*Exercise details*: Identify the lines that include the word "Based", then copy all of them.

————————

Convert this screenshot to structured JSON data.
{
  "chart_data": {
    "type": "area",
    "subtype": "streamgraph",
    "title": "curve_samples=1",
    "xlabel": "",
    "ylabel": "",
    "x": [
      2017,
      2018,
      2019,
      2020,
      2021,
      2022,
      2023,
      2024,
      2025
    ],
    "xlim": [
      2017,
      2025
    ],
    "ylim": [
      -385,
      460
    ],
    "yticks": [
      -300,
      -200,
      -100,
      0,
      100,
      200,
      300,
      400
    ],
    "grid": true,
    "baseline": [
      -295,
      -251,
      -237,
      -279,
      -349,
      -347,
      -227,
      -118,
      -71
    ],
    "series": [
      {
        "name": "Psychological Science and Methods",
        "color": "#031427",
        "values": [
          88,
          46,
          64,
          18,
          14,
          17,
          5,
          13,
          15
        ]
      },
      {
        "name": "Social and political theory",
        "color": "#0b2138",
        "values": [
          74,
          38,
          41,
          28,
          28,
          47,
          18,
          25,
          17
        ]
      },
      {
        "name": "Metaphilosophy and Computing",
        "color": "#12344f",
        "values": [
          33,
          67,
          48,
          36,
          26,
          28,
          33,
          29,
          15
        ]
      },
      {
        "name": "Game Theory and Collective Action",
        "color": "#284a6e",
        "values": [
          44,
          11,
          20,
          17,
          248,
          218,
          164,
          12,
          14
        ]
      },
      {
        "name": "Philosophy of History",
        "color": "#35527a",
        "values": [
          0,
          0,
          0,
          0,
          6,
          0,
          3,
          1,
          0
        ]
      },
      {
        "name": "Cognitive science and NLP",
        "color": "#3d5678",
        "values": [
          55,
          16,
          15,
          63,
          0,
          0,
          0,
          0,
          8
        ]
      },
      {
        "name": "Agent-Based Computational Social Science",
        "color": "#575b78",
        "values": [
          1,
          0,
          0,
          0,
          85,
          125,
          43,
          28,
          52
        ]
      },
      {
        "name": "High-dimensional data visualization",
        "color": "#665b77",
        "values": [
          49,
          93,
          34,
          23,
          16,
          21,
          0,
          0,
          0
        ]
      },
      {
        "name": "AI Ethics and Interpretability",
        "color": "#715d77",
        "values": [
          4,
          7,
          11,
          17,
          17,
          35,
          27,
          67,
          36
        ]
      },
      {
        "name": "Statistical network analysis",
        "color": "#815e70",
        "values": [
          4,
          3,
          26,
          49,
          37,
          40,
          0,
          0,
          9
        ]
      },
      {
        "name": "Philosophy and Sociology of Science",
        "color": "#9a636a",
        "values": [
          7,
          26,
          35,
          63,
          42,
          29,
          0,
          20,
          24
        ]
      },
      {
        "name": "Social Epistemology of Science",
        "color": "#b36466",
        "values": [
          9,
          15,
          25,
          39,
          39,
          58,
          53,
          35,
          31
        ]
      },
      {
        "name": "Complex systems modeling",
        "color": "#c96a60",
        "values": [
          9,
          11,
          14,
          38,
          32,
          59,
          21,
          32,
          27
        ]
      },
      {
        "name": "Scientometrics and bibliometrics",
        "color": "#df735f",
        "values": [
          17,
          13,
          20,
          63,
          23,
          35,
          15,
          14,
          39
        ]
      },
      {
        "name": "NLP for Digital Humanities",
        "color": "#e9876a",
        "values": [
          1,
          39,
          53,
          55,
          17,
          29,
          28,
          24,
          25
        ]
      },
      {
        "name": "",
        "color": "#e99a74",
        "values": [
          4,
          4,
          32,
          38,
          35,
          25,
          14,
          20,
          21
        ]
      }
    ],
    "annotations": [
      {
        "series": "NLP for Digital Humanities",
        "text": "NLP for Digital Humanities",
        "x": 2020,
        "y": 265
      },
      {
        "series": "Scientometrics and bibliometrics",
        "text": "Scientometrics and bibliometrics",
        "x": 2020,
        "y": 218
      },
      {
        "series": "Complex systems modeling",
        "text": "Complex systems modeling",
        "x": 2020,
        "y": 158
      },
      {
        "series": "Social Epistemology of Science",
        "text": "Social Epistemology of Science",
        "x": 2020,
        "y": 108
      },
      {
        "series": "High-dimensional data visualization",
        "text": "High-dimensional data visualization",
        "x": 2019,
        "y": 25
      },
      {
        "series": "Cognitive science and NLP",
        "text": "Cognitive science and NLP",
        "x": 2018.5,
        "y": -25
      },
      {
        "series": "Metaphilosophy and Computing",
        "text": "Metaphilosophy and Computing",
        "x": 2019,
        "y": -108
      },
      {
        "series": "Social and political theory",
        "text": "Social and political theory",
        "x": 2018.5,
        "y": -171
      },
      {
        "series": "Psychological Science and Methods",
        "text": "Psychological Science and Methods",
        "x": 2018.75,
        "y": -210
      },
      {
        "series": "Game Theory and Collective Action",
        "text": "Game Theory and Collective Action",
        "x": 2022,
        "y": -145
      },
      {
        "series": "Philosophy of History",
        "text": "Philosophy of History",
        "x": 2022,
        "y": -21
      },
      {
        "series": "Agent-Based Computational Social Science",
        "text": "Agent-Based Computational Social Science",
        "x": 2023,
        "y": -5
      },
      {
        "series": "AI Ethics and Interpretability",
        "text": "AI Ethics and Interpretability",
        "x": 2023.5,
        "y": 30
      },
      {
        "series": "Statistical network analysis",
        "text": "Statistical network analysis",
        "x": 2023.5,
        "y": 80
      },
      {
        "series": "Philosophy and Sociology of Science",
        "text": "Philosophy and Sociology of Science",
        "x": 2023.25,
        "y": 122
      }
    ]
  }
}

————————

*Solution to the problem*:
        "name": "Agent-Based Computational Social Science",
        "series": "Agent-Based Computational Social Science",
        "text": "Agent-Based Computational Social Science",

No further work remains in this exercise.